··· Information shown ···
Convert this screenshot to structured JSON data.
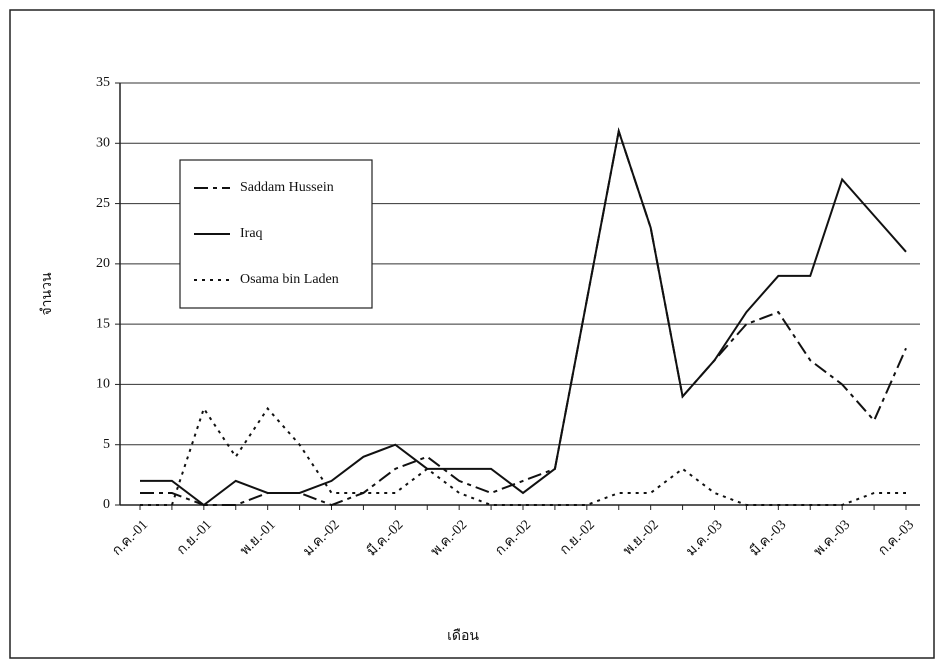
{
  "chart_data": {
    "type": "line",
    "x_label": "เดือน",
    "y_label": "จำนวน",
    "categories": [
      "ก.ค.-01",
      null,
      "ก.ย.-01",
      null,
      "พ.ย.-01",
      null,
      "ม.ค.-02",
      null,
      "มี.ค.-02",
      null,
      "พ.ค.-02",
      null,
      "ก.ค.-02",
      null,
      "ก.ย.-02",
      null,
      "พ.ย.-02",
      null,
      "ม.ค.-03",
      null,
      "มี.ค.-03",
      null,
      "พ.ค.-03",
      null,
      "ก.ค.-03"
    ],
    "series": [
      {
        "name": "Saddam Hussein",
        "color": "#111111",
        "dash": "long-dash",
        "values": [
          1,
          1,
          0,
          0,
          1,
          1,
          0,
          1,
          3,
          4,
          2,
          1,
          2,
          3,
          17,
          31,
          23,
          9,
          12,
          15,
          16,
          12,
          10,
          7,
          13
        ]
      },
      {
        "name": "Iraq",
        "color": "#111111",
        "dash": "solid",
        "values": [
          2,
          2,
          0,
          2,
          1,
          1,
          2,
          4,
          5,
          3,
          3,
          3,
          1,
          3,
          17,
          31,
          23,
          9,
          12,
          16,
          19,
          19,
          27,
          24,
          21
        ]
      },
      {
        "name": "Osama bin Laden",
        "color": "#111111",
        "dash": "dotted",
        "values": [
          0,
          0,
          8,
          4,
          8,
          5,
          1,
          1,
          1,
          3,
          1,
          0,
          0,
          0,
          0,
          1,
          1,
          3,
          1,
          0,
          0,
          0,
          0,
          1,
          1
        ]
      }
    ],
    "ylim": [
      0,
      35
    ],
    "yticks": [
      0,
      5,
      10,
      15,
      20,
      25,
      30,
      35
    ],
    "grid": true,
    "legend": "top-left"
  }
}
···
__Given task__.
Copy the data word for word. Pictures do not go in the copy.

__In response__.
Convert this screenshot to structured JSON data.
{
  "chart_data": {
    "type": "line",
    "x_label": "เดือน",
    "y_label": "จำนวน",
    "categories": [
      "ก.ค.-01",
      null,
      "ก.ย.-01",
      null,
      "พ.ย.-01",
      null,
      "ม.ค.-02",
      null,
      "มี.ค.-02",
      null,
      "พ.ค.-02",
      null,
      "ก.ค.-02",
      null,
      "ก.ย.-02",
      null,
      "พ.ย.-02",
      null,
      "ม.ค.-03",
      null,
      "มี.ค.-03",
      null,
      "พ.ค.-03",
      null,
      "ก.ค.-03"
    ],
    "series": [
      {
        "name": "Saddam Hussein",
        "color": "#111111",
        "dash": "long-dash",
        "values": [
          1,
          1,
          0,
          0,
          1,
          1,
          0,
          1,
          3,
          4,
          2,
          1,
          2,
          3,
          17,
          31,
          23,
          9,
          12,
          15,
          16,
          12,
          10,
          7,
          13
        ]
      },
      {
        "name": "Iraq",
        "color": "#111111",
        "dash": "solid",
        "values": [
          2,
          2,
          0,
          2,
          1,
          1,
          2,
          4,
          5,
          3,
          3,
          3,
          1,
          3,
          17,
          31,
          23,
          9,
          12,
          16,
          19,
          19,
          27,
          24,
          21
        ]
      },
      {
        "name": "Osama bin Laden",
        "color": "#111111",
        "dash": "dotted",
        "values": [
          0,
          0,
          8,
          4,
          8,
          5,
          1,
          1,
          1,
          3,
          1,
          0,
          0,
          0,
          0,
          1,
          1,
          3,
          1,
          0,
          0,
          0,
          0,
          1,
          1
        ]
      }
    ],
    "ylim": [
      0,
      35
    ],
    "yticks": [
      0,
      5,
      10,
      15,
      20,
      25,
      30,
      35
    ],
    "grid": true,
    "legend": "top-left"
  }
}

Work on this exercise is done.